┌────────
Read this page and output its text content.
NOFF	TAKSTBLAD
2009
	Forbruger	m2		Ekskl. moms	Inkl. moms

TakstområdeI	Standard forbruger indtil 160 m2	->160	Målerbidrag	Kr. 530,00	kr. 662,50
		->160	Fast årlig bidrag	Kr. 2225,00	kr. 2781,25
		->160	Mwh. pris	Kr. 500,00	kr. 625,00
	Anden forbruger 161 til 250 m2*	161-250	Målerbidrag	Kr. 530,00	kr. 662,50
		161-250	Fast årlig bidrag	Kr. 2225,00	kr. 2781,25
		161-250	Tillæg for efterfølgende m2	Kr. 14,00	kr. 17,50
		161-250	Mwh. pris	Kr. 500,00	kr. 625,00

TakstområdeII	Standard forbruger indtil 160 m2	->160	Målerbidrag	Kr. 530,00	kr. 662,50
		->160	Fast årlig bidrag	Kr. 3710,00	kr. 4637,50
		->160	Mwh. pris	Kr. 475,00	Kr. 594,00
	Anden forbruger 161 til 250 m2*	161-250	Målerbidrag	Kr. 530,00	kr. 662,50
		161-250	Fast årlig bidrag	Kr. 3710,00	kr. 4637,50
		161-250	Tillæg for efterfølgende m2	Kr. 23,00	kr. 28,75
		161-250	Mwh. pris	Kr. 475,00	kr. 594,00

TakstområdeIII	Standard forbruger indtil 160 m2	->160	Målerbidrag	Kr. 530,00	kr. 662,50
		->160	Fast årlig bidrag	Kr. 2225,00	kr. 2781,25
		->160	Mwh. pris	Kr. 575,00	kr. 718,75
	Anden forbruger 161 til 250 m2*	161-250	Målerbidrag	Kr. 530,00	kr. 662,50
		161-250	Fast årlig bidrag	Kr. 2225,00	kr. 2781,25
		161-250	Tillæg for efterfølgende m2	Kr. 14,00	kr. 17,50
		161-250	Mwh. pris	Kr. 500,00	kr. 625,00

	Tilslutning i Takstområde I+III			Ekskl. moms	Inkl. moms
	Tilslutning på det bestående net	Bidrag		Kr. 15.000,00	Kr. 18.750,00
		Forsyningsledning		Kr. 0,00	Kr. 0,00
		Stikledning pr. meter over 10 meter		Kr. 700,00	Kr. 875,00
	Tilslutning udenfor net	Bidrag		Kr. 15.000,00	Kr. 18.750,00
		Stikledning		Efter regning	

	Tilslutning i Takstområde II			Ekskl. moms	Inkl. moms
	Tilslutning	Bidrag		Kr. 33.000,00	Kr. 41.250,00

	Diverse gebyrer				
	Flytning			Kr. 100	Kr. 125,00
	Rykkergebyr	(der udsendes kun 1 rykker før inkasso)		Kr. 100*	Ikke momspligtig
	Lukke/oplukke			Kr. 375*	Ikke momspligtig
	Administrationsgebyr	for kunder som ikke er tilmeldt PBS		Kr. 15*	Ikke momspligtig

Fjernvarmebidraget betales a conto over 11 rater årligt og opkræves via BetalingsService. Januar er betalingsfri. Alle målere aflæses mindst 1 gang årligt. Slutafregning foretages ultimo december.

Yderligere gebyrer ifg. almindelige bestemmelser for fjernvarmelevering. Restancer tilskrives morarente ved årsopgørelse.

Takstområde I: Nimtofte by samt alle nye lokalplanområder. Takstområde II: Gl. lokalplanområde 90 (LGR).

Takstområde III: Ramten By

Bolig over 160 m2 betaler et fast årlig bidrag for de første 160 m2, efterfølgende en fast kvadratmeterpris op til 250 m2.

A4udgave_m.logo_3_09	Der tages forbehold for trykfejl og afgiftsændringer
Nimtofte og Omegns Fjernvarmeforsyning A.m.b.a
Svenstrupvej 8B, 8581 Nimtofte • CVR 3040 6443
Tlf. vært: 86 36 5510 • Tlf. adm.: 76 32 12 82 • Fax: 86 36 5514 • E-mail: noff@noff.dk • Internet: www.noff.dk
└────────
» What to work on:
Copy out every line of the material above that mentions the word "Nimtofte".

» Solution for this problem:
Takstområde I: Nimtofte by samt alle nye lokalplanområder. Takstområde II: Gl. lokalplanområde 90 (LGR).
Nimtofte og Omegns Fjernvarmeforsyning A.m.b.a
Svenstrupvej 8B, 8581 Nimtofte • CVR 3040 6443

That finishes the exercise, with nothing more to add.